Items from a figure collection
============
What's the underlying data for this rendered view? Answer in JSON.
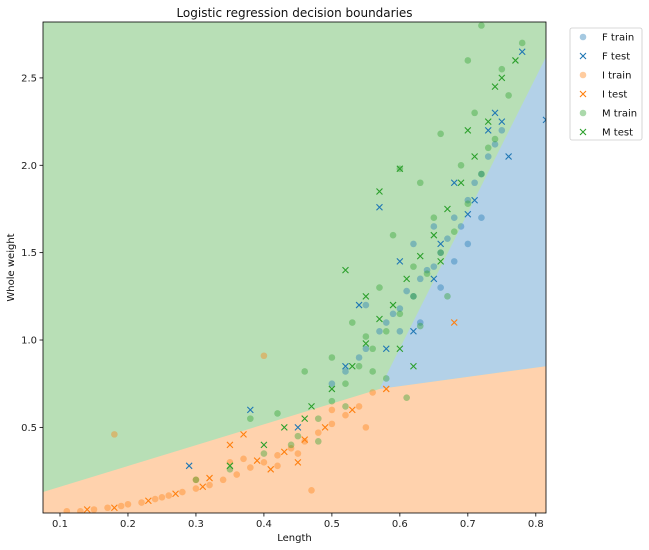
{
  "chart_data": {
    "type": "scatter",
    "title": "Logistic regression decision boundaries",
    "xlabel": "Length",
    "ylabel": "Whole weight",
    "xlim": [
      0.075,
      0.815
    ],
    "ylim": [
      0.01,
      2.82
    ],
    "x_ticks": [
      "0.1",
      "0.2",
      "0.3",
      "0.4",
      "0.5",
      "0.6",
      "0.7",
      "0.8"
    ],
    "y_ticks": [
      "0.5",
      "1.0",
      "1.5",
      "2.0",
      "2.5"
    ],
    "grid": false,
    "legend_position": "outside-top-right",
    "colors": {
      "F": "#1f77b4",
      "I": "#ff7f0e",
      "M": "#2ca02c",
      "region_F": "#b3d1e8",
      "region_I": "#ffd2ad",
      "region_M": "#b8dfb6"
    },
    "decision_regions": [
      {
        "class": "I",
        "boundary": [
          [
            0.075,
            0.13
          ],
          [
            0.57,
            0.72
          ],
          [
            0.815,
            0.85
          ]
        ]
      },
      {
        "class": "F",
        "boundary": [
          [
            0.57,
            0.72
          ],
          [
            0.815,
            2.62
          ]
        ]
      }
    ],
    "series": [
      {
        "name": "F train",
        "marker": "o",
        "color": "#1f77b4",
        "points": [
          [
            0.52,
            0.82
          ],
          [
            0.55,
            0.95
          ],
          [
            0.57,
            1.05
          ],
          [
            0.6,
            1.18
          ],
          [
            0.62,
            1.25
          ],
          [
            0.63,
            1.35
          ],
          [
            0.65,
            1.42
          ],
          [
            0.66,
            1.5
          ],
          [
            0.67,
            1.58
          ],
          [
            0.68,
            1.7
          ],
          [
            0.7,
            1.8
          ],
          [
            0.72,
            1.95
          ],
          [
            0.73,
            2.05
          ],
          [
            0.75,
            2.2
          ],
          [
            0.58,
            1.1
          ],
          [
            0.61,
            1.28
          ],
          [
            0.64,
            1.4
          ],
          [
            0.69,
            1.65
          ],
          [
            0.71,
            1.9
          ],
          [
            0.74,
            2.12
          ],
          [
            0.55,
            1.2
          ],
          [
            0.6,
            1.05
          ],
          [
            0.62,
            1.55
          ],
          [
            0.66,
            1.3
          ],
          [
            0.5,
            0.75
          ],
          [
            0.54,
            0.9
          ],
          [
            0.59,
            1.15
          ],
          [
            0.63,
            1.1
          ],
          [
            0.65,
            1.65
          ],
          [
            0.68,
            1.45
          ],
          [
            0.7,
            1.55
          ],
          [
            0.72,
            1.7
          ]
        ]
      },
      {
        "name": "F test",
        "marker": "x",
        "color": "#1f77b4",
        "points": [
          [
            0.29,
            0.28
          ],
          [
            0.38,
            0.6
          ],
          [
            0.54,
            1.2
          ],
          [
            0.57,
            1.76
          ],
          [
            0.6,
            1.45
          ],
          [
            0.65,
            1.35
          ],
          [
            0.7,
            1.72
          ],
          [
            0.73,
            2.2
          ],
          [
            0.75,
            2.25
          ],
          [
            0.78,
            2.65
          ],
          [
            0.815,
            2.26
          ],
          [
            0.68,
            1.9
          ],
          [
            0.62,
            1.05
          ],
          [
            0.58,
            0.95
          ],
          [
            0.52,
            0.85
          ],
          [
            0.45,
            0.5
          ],
          [
            0.66,
            1.55
          ],
          [
            0.71,
            1.8
          ],
          [
            0.74,
            2.3
          ],
          [
            0.76,
            2.05
          ]
        ]
      },
      {
        "name": "I train",
        "marker": "o",
        "color": "#ff7f0e",
        "points": [
          [
            0.11,
            0.02
          ],
          [
            0.13,
            0.02
          ],
          [
            0.15,
            0.03
          ],
          [
            0.17,
            0.04
          ],
          [
            0.19,
            0.05
          ],
          [
            0.2,
            0.06
          ],
          [
            0.22,
            0.07
          ],
          [
            0.24,
            0.09
          ],
          [
            0.26,
            0.11
          ],
          [
            0.28,
            0.13
          ],
          [
            0.3,
            0.15
          ],
          [
            0.32,
            0.17
          ],
          [
            0.34,
            0.2
          ],
          [
            0.36,
            0.23
          ],
          [
            0.38,
            0.27
          ],
          [
            0.4,
            0.3
          ],
          [
            0.42,
            0.34
          ],
          [
            0.44,
            0.38
          ],
          [
            0.46,
            0.42
          ],
          [
            0.48,
            0.47
          ],
          [
            0.5,
            0.52
          ],
          [
            0.52,
            0.57
          ],
          [
            0.54,
            0.62
          ],
          [
            0.56,
            0.7
          ],
          [
            0.18,
            0.46
          ],
          [
            0.4,
            0.91
          ],
          [
            0.47,
            0.14
          ],
          [
            0.35,
            0.3
          ],
          [
            0.45,
            0.35
          ],
          [
            0.5,
            0.6
          ],
          [
            0.55,
            0.5
          ],
          [
            0.25,
            0.1
          ],
          [
            0.3,
            0.2
          ],
          [
            0.42,
            0.28
          ],
          [
            0.37,
            0.32
          ]
        ]
      },
      {
        "name": "I test",
        "marker": "x",
        "color": "#ff7f0e",
        "points": [
          [
            0.14,
            0.03
          ],
          [
            0.18,
            0.04
          ],
          [
            0.23,
            0.08
          ],
          [
            0.27,
            0.12
          ],
          [
            0.31,
            0.16
          ],
          [
            0.35,
            0.4
          ],
          [
            0.37,
            0.46
          ],
          [
            0.32,
            0.21
          ],
          [
            0.39,
            0.31
          ],
          [
            0.43,
            0.36
          ],
          [
            0.46,
            0.43
          ],
          [
            0.49,
            0.5
          ],
          [
            0.53,
            0.6
          ],
          [
            0.58,
            0.72
          ],
          [
            0.68,
            1.1
          ],
          [
            0.41,
            0.26
          ],
          [
            0.45,
            0.3
          ]
        ]
      },
      {
        "name": "M train",
        "marker": "o",
        "color": "#2ca02c",
        "points": [
          [
            0.3,
            0.2
          ],
          [
            0.35,
            0.26
          ],
          [
            0.4,
            0.35
          ],
          [
            0.45,
            0.45
          ],
          [
            0.48,
            0.55
          ],
          [
            0.5,
            0.65
          ],
          [
            0.52,
            0.75
          ],
          [
            0.54,
            0.85
          ],
          [
            0.56,
            0.95
          ],
          [
            0.58,
            1.05
          ],
          [
            0.6,
            1.15
          ],
          [
            0.62,
            1.25
          ],
          [
            0.64,
            1.38
          ],
          [
            0.66,
            1.5
          ],
          [
            0.68,
            1.62
          ],
          [
            0.7,
            1.78
          ],
          [
            0.72,
            1.95
          ],
          [
            0.74,
            2.15
          ],
          [
            0.76,
            2.4
          ],
          [
            0.78,
            2.7
          ],
          [
            0.55,
            1.02
          ],
          [
            0.57,
            1.3
          ],
          [
            0.6,
            1.98
          ],
          [
            0.62,
            1.42
          ],
          [
            0.65,
            1.7
          ],
          [
            0.67,
            1.25
          ],
          [
            0.69,
            2.0
          ],
          [
            0.71,
            2.3
          ],
          [
            0.73,
            2.1
          ],
          [
            0.75,
            2.55
          ],
          [
            0.5,
            0.9
          ],
          [
            0.53,
            1.1
          ],
          [
            0.58,
            0.78
          ],
          [
            0.61,
            0.67
          ],
          [
            0.42,
            0.58
          ],
          [
            0.38,
            0.55
          ],
          [
            0.46,
            0.82
          ],
          [
            0.59,
            1.6
          ],
          [
            0.63,
            1.9
          ],
          [
            0.66,
            2.18
          ],
          [
            0.7,
            2.6
          ],
          [
            0.72,
            2.8
          ],
          [
            0.63,
            1.08
          ],
          [
            0.56,
            0.82
          ],
          [
            0.52,
            0.62
          ],
          [
            0.48,
            0.42
          ],
          [
            0.44,
            0.4
          ]
        ]
      },
      {
        "name": "M test",
        "marker": "x",
        "color": "#2ca02c",
        "points": [
          [
            0.35,
            0.28
          ],
          [
            0.4,
            0.4
          ],
          [
            0.43,
            0.5
          ],
          [
            0.47,
            0.62
          ],
          [
            0.5,
            0.72
          ],
          [
            0.53,
            0.85
          ],
          [
            0.55,
            0.98
          ],
          [
            0.57,
            1.12
          ],
          [
            0.59,
            1.2
          ],
          [
            0.61,
            1.35
          ],
          [
            0.63,
            1.48
          ],
          [
            0.65,
            1.6
          ],
          [
            0.67,
            1.75
          ],
          [
            0.69,
            1.9
          ],
          [
            0.71,
            2.05
          ],
          [
            0.73,
            2.25
          ],
          [
            0.75,
            2.5
          ],
          [
            0.77,
            2.6
          ],
          [
            0.57,
            1.85
          ],
          [
            0.6,
            1.98
          ],
          [
            0.52,
            1.4
          ],
          [
            0.55,
            1.25
          ],
          [
            0.6,
            0.95
          ],
          [
            0.62,
            0.85
          ],
          [
            0.46,
            0.55
          ],
          [
            0.66,
            1.45
          ],
          [
            0.7,
            2.2
          ],
          [
            0.74,
            2.45
          ]
        ]
      }
    ]
  }
}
============
Pull out all lines from the entries above that include the word "train".

EXERCISE RESPONSE:
        "name": "F train",
        "name": "I train",
        "name": "M train",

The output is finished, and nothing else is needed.